═══ DATA SUPPLIED ═══

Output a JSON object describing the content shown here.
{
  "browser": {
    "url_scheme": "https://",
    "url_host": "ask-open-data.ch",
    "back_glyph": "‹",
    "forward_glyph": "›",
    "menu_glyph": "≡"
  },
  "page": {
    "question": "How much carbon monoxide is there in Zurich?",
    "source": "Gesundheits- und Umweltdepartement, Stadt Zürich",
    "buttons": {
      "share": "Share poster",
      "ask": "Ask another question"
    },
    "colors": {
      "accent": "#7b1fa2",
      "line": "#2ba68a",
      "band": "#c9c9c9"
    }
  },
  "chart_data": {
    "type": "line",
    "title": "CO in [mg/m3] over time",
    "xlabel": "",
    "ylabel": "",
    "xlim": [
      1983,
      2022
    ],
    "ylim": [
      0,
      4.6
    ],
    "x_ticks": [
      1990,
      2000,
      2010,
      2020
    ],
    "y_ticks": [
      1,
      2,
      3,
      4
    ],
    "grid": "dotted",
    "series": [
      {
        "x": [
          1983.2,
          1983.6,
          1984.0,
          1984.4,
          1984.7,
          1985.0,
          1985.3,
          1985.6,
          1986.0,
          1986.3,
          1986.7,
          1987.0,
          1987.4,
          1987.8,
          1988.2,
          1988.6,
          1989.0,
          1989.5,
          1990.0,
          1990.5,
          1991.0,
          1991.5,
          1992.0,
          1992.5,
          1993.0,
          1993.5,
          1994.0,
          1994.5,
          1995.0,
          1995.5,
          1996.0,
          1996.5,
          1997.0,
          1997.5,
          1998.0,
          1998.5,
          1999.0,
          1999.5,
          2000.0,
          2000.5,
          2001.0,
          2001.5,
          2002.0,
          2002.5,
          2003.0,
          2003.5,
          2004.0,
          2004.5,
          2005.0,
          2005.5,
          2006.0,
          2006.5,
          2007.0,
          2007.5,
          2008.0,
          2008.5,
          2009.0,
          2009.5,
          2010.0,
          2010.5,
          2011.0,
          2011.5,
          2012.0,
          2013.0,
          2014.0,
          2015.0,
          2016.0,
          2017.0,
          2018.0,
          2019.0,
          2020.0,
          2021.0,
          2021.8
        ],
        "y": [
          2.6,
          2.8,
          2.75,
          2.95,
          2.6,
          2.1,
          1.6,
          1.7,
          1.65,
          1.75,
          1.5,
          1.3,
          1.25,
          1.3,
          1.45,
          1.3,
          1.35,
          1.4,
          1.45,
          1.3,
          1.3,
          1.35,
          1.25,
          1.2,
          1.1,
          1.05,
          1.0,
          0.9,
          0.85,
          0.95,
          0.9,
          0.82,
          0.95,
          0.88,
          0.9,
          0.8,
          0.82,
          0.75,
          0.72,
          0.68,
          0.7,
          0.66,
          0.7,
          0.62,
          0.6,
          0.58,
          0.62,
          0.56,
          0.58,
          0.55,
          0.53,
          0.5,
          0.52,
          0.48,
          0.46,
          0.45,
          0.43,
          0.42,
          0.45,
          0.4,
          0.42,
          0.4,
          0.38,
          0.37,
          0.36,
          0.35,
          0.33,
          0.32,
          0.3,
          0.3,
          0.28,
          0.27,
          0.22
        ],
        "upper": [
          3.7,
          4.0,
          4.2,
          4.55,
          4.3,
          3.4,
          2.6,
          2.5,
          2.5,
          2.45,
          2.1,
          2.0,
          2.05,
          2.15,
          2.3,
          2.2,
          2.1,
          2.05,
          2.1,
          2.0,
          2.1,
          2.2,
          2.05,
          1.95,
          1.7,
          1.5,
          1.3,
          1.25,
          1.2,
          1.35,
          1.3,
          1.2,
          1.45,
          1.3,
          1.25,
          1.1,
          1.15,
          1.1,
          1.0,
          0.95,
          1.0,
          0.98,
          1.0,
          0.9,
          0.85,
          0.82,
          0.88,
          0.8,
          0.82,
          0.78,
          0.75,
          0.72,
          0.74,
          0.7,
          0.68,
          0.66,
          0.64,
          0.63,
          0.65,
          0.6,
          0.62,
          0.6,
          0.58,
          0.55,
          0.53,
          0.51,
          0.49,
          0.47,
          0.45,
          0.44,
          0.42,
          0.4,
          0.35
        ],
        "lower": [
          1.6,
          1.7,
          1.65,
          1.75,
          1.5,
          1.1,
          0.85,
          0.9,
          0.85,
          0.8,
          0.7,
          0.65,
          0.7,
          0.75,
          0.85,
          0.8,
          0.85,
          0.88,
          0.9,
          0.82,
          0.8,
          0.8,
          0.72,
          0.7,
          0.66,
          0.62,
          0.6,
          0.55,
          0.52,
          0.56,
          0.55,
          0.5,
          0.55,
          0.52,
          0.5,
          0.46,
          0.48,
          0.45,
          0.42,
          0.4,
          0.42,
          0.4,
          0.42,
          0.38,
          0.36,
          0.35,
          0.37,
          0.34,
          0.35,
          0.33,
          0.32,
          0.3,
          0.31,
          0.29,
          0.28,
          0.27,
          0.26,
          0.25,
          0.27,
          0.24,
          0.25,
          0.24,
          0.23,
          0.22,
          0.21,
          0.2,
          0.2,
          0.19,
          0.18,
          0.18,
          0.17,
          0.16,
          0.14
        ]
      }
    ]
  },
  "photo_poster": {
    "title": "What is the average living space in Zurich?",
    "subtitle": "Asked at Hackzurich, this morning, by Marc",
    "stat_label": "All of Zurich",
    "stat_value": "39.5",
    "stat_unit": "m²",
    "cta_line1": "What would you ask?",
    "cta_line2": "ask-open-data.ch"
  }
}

═══

## EXERCISE GOAL
Find each line holding "question". Copy it out.

## TASK SOLUTION
    "question": "How much carbon monoxide is there in Zurich?",
      "ask": "Ask another question"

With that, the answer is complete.